» **Source data**

>> Begin

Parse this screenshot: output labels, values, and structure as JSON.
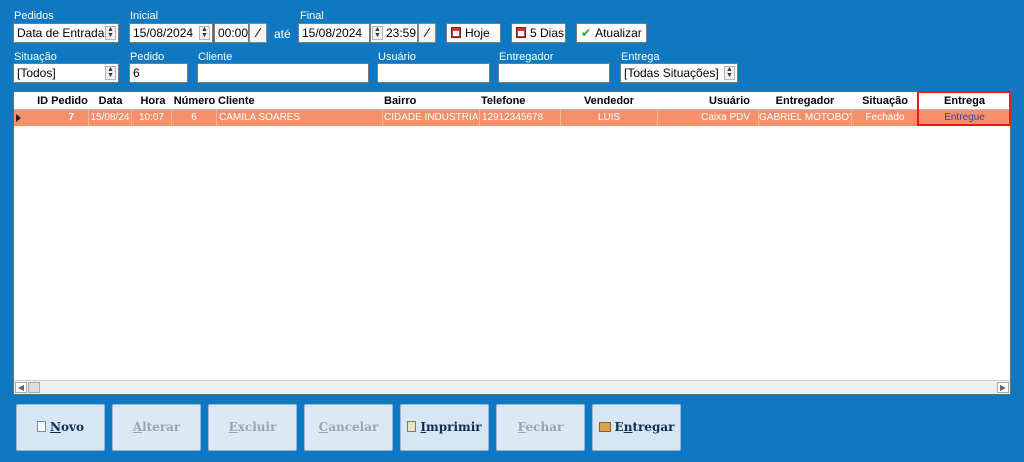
{
  "filters": {
    "pedidos": {
      "label": "Pedidos",
      "value": "Data de Entrada"
    },
    "inicial": {
      "label": "Inicial",
      "date": "15/08/2024",
      "time": "00:00"
    },
    "ate": "até",
    "final": {
      "label": "Final",
      "date": "15/08/2024",
      "time": "23:59"
    },
    "hoje_label": "Hoje",
    "cinco_dias_label": "5 Dias",
    "atualizar_label": "Atualizar",
    "situacao": {
      "label": "Situação",
      "value": "[Todos]"
    },
    "pedido": {
      "label": "Pedido",
      "value": "6"
    },
    "cliente": {
      "label": "Cliente",
      "value": ""
    },
    "usuario": {
      "label": "Usuário",
      "value": ""
    },
    "entregador": {
      "label": "Entregador",
      "value": ""
    },
    "entrega": {
      "label": "Entrega",
      "value": "[Todas Situações]"
    }
  },
  "table": {
    "columns": [
      "ID Pedido",
      "Data",
      "Hora",
      "Número",
      "Cliente",
      "Bairro",
      "Telefone",
      "Vendedor",
      "Usuário",
      "Entregador",
      "Situação",
      "Entrega"
    ],
    "rows": [
      [
        "7",
        "15/08/24",
        "10:07",
        "6",
        "CAMILA SOARES",
        "CIDADE INDUSTRIAL",
        "12912345678",
        "LUIS",
        "Caixa PDV",
        "GABRIEL MOTOBOY",
        "Fechado",
        "Entregue"
      ]
    ]
  },
  "buttons": {
    "novo": {
      "pre": "",
      "key": "N",
      "rest": "ovo"
    },
    "alterar": {
      "pre": "",
      "key": "A",
      "rest": "lterar"
    },
    "excluir": {
      "pre": "",
      "key": "E",
      "rest": "xcluir"
    },
    "cancelar": {
      "pre": "",
      "key": "C",
      "rest": "ancelar"
    },
    "imprimir": {
      "pre": "",
      "key": "I",
      "rest": "mprimir"
    },
    "fechar": {
      "pre": "",
      "key": "F",
      "rest": "echar"
    },
    "entregar": {
      "pre": "E",
      "key": "n",
      "rest": "tregar"
    }
  },
  "colors": {
    "background": "#0f78c3",
    "row": "#f6906b",
    "highlight": "#e21d1d",
    "entrega_text": "#3b3bb0"
  }
}
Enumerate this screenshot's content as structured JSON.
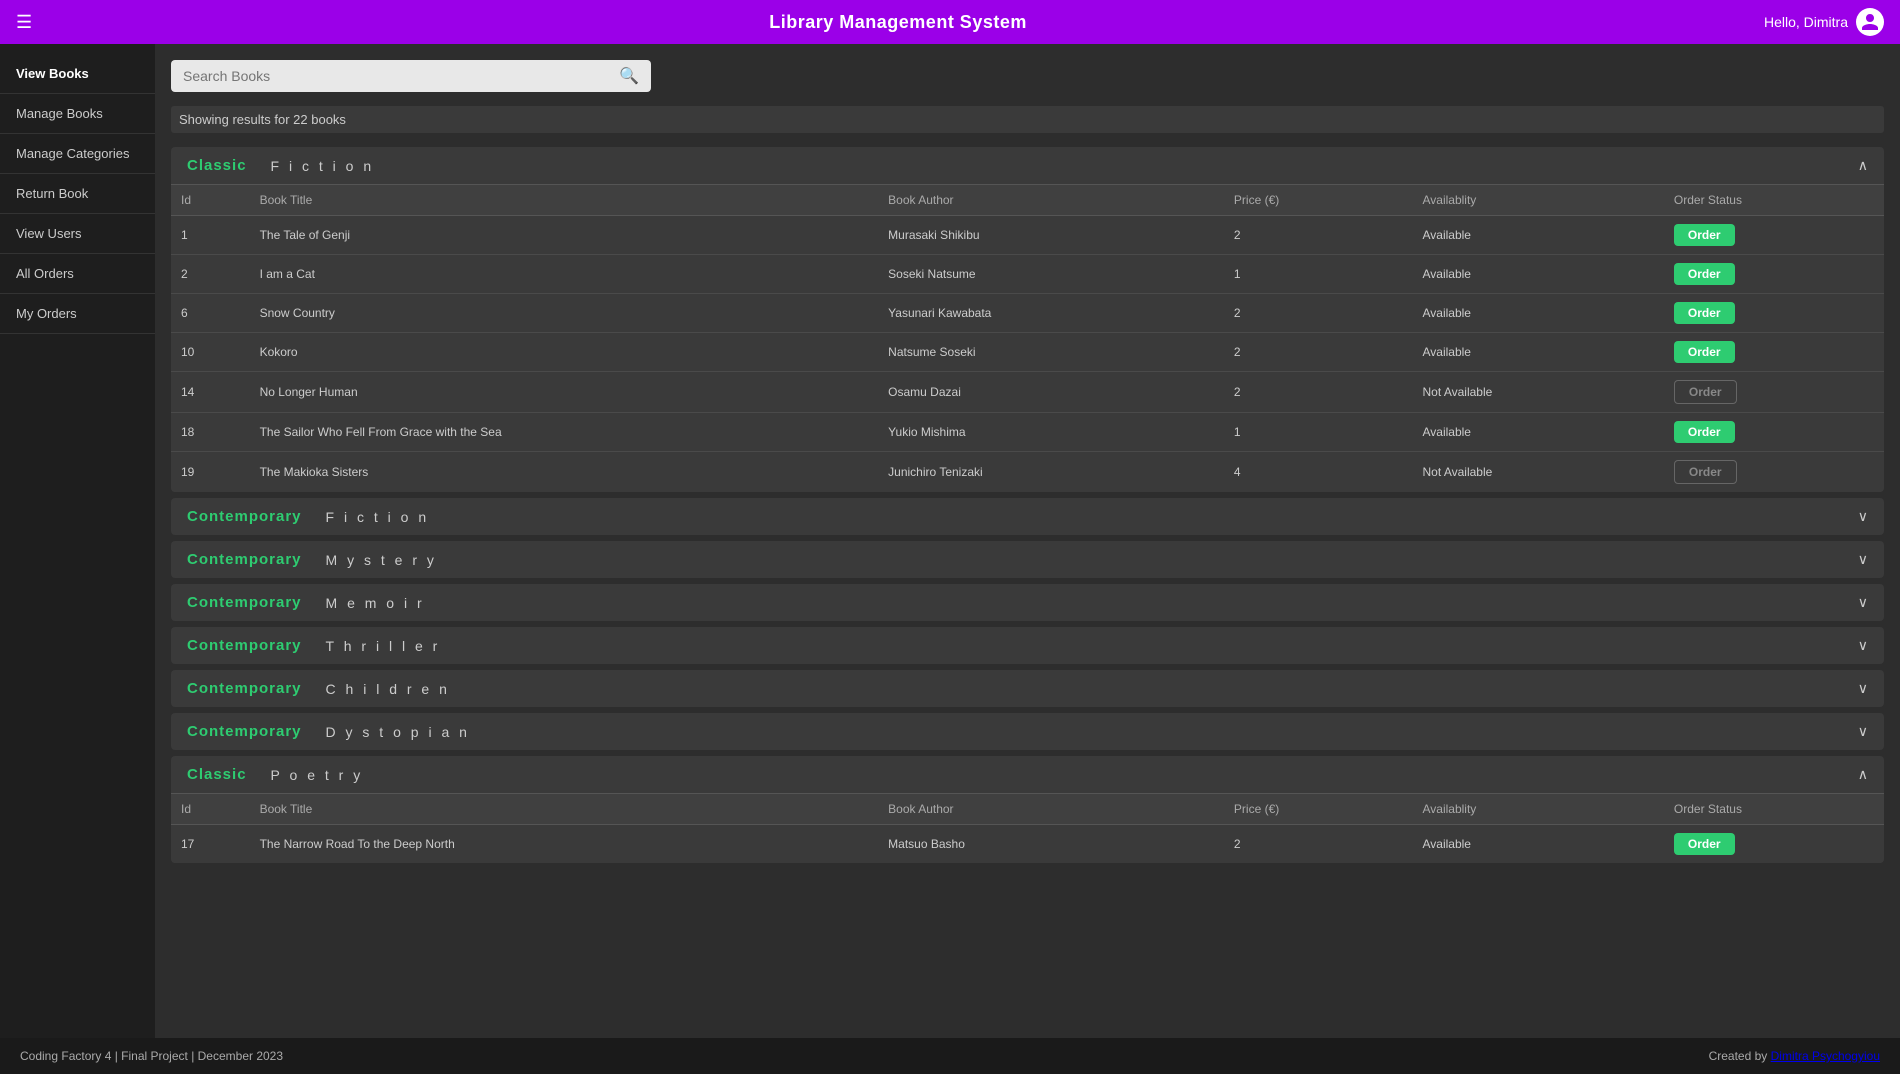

>> End

» **Prompt**
Write out the listing above again, exactly, but with no pictures in the copy.

» **The answer**
Parse this screenshot: output labels, values, and structure as JSON.
{
  "filters": {
    "pedidos": {
      "label": "Pedidos",
      "value": "Data de Entrada"
    },
    "inicial": {
      "label": "Inicial",
      "date": "15/08/2024",
      "time": "00:00"
    },
    "ate": "até",
    "final": {
      "label": "Final",
      "date": "15/08/2024",
      "time": "23:59"
    },
    "hoje_label": "Hoje",
    "cinco_dias_label": "5 Dias",
    "atualizar_label": "Atualizar",
    "situacao": {
      "label": "Situação",
      "value": "[Todos]"
    },
    "pedido": {
      "label": "Pedido",
      "value": "6"
    },
    "cliente": {
      "label": "Cliente",
      "value": ""
    },
    "usuario": {
      "label": "Usuário",
      "value": ""
    },
    "entregador": {
      "label": "Entregador",
      "value": ""
    },
    "entrega": {
      "label": "Entrega",
      "value": "[Todas Situações]"
    }
  },
  "table": {
    "columns": [
      "ID Pedido",
      "Data",
      "Hora",
      "Número",
      "Cliente",
      "Bairro",
      "Telefone",
      "Vendedor",
      "Usuário",
      "Entregador",
      "Situação",
      "Entrega"
    ],
    "rows": [
      [
        "7",
        "15/08/24",
        "10:07",
        "6",
        "CAMILA SOARES",
        "CIDADE INDUSTRIAL",
        "12912345678",
        "LUIS",
        "Caixa PDV",
        "GABRIEL MOTOBOY",
        "Fechado",
        "Entregue"
      ]
    ]
  },
  "buttons": {
    "novo": {
      "pre": "",
      "key": "N",
      "rest": "ovo"
    },
    "alterar": {
      "pre": "",
      "key": "A",
      "rest": "lterar"
    },
    "excluir": {
      "pre": "",
      "key": "E",
      "rest": "xcluir"
    },
    "cancelar": {
      "pre": "",
      "key": "C",
      "rest": "ancelar"
    },
    "imprimir": {
      "pre": "",
      "key": "I",
      "rest": "mprimir"
    },
    "fechar": {
      "pre": "",
      "key": "F",
      "rest": "echar"
    },
    "entregar": {
      "pre": "E",
      "key": "n",
      "rest": "tregar"
    }
  },
  "colors": {
    "background": "#0f78c3",
    "row": "#f6906b",
    "highlight": "#e21d1d",
    "entrega_text": "#3b3bb0"
  }
}
Enumerate this screenshot's content as structured JSON.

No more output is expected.